--- start PROVIDED ENTRIES ---
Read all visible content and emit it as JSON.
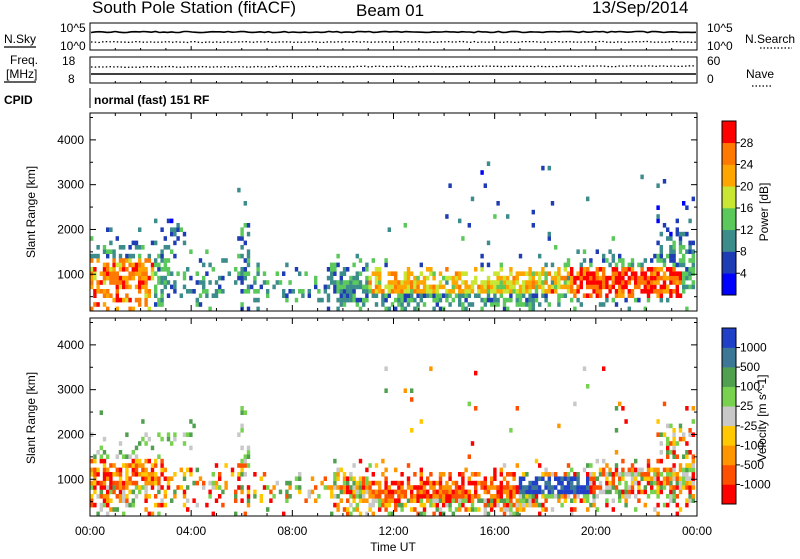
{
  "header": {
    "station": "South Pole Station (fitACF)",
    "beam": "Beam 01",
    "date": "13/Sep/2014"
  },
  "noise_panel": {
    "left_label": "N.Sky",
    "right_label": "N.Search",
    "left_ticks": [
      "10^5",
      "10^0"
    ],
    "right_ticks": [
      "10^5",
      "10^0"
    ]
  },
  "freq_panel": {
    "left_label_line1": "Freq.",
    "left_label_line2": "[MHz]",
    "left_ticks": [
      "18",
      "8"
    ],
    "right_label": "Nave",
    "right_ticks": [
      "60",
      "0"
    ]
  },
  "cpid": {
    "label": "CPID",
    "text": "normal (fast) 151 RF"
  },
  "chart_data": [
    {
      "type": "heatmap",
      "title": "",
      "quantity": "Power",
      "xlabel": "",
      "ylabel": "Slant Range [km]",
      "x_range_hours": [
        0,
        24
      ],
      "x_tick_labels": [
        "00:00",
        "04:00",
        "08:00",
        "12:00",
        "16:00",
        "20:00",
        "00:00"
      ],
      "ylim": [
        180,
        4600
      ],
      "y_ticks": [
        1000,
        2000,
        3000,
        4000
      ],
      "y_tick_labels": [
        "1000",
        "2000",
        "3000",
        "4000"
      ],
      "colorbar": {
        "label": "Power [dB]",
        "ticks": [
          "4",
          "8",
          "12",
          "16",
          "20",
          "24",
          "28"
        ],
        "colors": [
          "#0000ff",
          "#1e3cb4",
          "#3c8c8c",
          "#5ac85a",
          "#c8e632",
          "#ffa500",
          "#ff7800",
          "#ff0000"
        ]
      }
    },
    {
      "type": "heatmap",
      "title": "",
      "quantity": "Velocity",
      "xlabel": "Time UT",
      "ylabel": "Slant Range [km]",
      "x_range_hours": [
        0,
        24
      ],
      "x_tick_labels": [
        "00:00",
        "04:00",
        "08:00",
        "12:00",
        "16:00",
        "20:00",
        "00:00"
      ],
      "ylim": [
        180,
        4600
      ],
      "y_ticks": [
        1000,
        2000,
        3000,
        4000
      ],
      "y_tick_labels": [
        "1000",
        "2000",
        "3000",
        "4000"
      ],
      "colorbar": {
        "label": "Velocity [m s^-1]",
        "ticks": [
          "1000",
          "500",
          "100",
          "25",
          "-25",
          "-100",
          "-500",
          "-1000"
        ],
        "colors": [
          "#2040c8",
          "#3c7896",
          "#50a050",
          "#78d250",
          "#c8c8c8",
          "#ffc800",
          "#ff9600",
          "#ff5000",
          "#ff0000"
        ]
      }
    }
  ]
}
--- end PROVIDED ENTRIES ---
**YOUR INSTRUCTIONS:** Write out all the entries word for word, but skip any images.

**ANSWER BELOW:**
Read all visible content and emit it as JSON.
{
  "header": {
    "station": "South Pole Station (fitACF)",
    "beam": "Beam 01",
    "date": "13/Sep/2014"
  },
  "noise_panel": {
    "left_label": "N.Sky",
    "right_label": "N.Search",
    "left_ticks": [
      "10^5",
      "10^0"
    ],
    "right_ticks": [
      "10^5",
      "10^0"
    ]
  },
  "freq_panel": {
    "left_label_line1": "Freq.",
    "left_label_line2": "[MHz]",
    "left_ticks": [
      "18",
      "8"
    ],
    "right_label": "Nave",
    "right_ticks": [
      "60",
      "0"
    ]
  },
  "cpid": {
    "label": "CPID",
    "text": "normal (fast) 151 RF"
  },
  "chart_data": [
    {
      "type": "heatmap",
      "title": "",
      "quantity": "Power",
      "xlabel": "",
      "ylabel": "Slant Range [km]",
      "x_range_hours": [
        0,
        24
      ],
      "x_tick_labels": [
        "00:00",
        "04:00",
        "08:00",
        "12:00",
        "16:00",
        "20:00",
        "00:00"
      ],
      "ylim": [
        180,
        4600
      ],
      "y_ticks": [
        1000,
        2000,
        3000,
        4000
      ],
      "y_tick_labels": [
        "1000",
        "2000",
        "3000",
        "4000"
      ],
      "colorbar": {
        "label": "Power [dB]",
        "ticks": [
          "4",
          "8",
          "12",
          "16",
          "20",
          "24",
          "28"
        ],
        "colors": [
          "#0000ff",
          "#1e3cb4",
          "#3c8c8c",
          "#5ac85a",
          "#c8e632",
          "#ffa500",
          "#ff7800",
          "#ff0000"
        ]
      }
    },
    {
      "type": "heatmap",
      "title": "",
      "quantity": "Velocity",
      "xlabel": "Time UT",
      "ylabel": "Slant Range [km]",
      "x_range_hours": [
        0,
        24
      ],
      "x_tick_labels": [
        "00:00",
        "04:00",
        "08:00",
        "12:00",
        "16:00",
        "20:00",
        "00:00"
      ],
      "ylim": [
        180,
        4600
      ],
      "y_ticks": [
        1000,
        2000,
        3000,
        4000
      ],
      "y_tick_labels": [
        "1000",
        "2000",
        "3000",
        "4000"
      ],
      "colorbar": {
        "label": "Velocity [m s^-1]",
        "ticks": [
          "1000",
          "500",
          "100",
          "25",
          "-25",
          "-100",
          "-500",
          "-1000"
        ],
        "colors": [
          "#2040c8",
          "#3c7896",
          "#50a050",
          "#78d250",
          "#c8c8c8",
          "#ffc800",
          "#ff9600",
          "#ff5000",
          "#ff0000"
        ]
      }
    }
  ]
}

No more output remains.